start Raw data
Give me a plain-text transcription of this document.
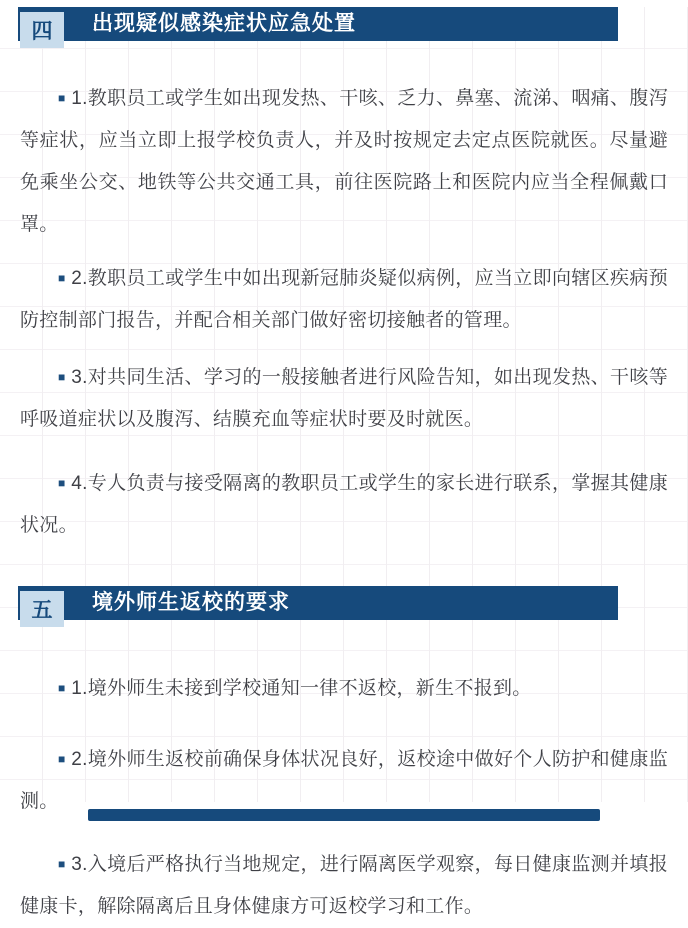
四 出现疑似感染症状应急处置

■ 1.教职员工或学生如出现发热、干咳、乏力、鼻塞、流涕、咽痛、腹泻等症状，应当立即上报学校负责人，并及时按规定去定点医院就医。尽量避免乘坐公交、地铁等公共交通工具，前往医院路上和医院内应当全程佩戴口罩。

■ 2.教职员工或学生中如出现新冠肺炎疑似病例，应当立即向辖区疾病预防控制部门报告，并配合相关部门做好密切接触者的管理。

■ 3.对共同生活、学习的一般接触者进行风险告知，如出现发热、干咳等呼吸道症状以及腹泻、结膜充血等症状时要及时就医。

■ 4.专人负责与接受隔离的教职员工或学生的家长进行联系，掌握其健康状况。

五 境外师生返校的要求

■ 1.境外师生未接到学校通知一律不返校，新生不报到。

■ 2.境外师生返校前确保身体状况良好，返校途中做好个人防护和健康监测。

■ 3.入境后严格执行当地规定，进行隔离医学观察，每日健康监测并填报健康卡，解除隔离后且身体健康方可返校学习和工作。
end Raw data
start Raw data
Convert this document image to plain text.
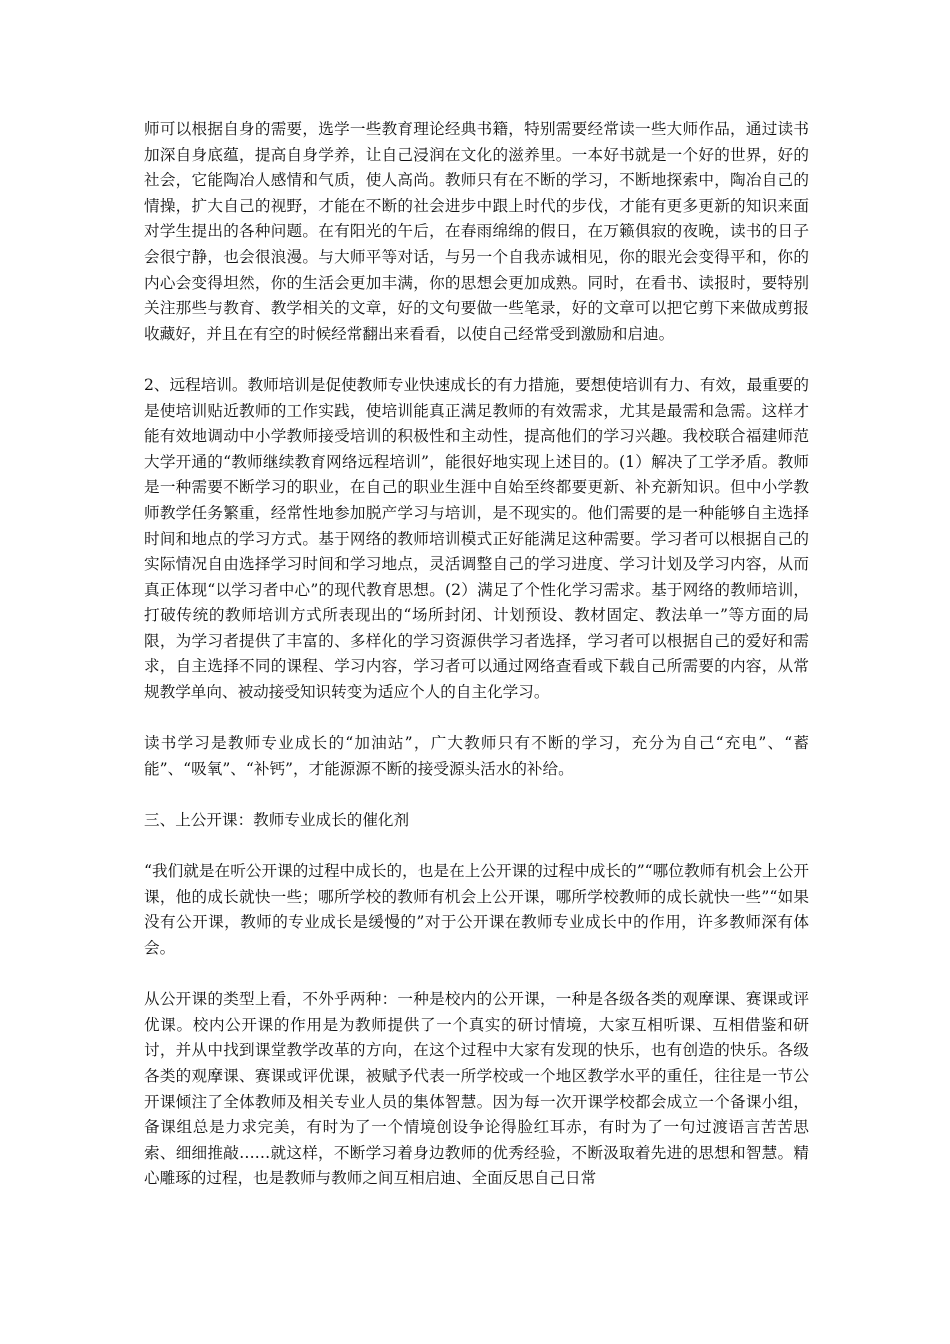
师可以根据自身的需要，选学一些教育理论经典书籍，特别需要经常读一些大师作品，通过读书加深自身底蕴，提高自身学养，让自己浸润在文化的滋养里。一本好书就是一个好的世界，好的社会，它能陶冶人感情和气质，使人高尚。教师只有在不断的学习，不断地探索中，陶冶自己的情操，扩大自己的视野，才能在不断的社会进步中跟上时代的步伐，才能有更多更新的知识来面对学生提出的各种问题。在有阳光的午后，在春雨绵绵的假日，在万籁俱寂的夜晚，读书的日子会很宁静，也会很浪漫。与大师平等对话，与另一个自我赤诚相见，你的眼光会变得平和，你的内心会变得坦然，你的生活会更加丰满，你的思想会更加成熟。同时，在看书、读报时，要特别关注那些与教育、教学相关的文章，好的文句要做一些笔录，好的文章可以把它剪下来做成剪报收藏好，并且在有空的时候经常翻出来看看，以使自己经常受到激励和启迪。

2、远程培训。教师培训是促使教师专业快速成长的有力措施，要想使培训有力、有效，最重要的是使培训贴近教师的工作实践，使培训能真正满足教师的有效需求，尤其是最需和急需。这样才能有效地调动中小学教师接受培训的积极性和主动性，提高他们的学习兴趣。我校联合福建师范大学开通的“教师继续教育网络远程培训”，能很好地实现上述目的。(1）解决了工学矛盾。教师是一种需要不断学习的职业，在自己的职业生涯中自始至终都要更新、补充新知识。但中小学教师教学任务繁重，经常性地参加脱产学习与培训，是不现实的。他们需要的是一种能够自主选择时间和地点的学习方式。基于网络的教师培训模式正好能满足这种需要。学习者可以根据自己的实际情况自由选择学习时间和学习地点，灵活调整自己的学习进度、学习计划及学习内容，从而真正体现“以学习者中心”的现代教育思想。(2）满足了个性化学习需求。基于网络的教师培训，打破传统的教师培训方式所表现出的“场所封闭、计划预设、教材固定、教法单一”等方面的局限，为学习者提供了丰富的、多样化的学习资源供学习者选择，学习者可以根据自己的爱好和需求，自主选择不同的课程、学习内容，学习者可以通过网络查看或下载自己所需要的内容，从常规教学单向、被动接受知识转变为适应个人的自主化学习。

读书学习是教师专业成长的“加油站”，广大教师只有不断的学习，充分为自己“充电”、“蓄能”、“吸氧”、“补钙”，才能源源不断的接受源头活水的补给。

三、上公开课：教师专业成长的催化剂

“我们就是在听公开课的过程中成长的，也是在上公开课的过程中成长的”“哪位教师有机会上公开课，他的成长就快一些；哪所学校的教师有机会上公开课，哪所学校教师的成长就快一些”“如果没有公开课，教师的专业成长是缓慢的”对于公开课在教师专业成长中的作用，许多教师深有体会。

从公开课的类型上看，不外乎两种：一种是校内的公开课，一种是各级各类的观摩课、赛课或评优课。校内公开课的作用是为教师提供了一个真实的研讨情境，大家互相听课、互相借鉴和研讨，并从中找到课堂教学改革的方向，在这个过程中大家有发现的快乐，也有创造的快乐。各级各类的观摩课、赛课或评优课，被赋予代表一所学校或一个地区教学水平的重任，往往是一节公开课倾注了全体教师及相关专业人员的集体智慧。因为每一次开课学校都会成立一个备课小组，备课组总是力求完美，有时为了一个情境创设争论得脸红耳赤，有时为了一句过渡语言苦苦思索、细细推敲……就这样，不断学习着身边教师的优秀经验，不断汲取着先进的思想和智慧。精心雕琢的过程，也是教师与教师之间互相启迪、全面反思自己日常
end Raw data
Which lines hold the word "document"? Copy every one of them.

▶ _The answer_:
Give me a plain-text transcription of this document.
Convert this document image to plain text.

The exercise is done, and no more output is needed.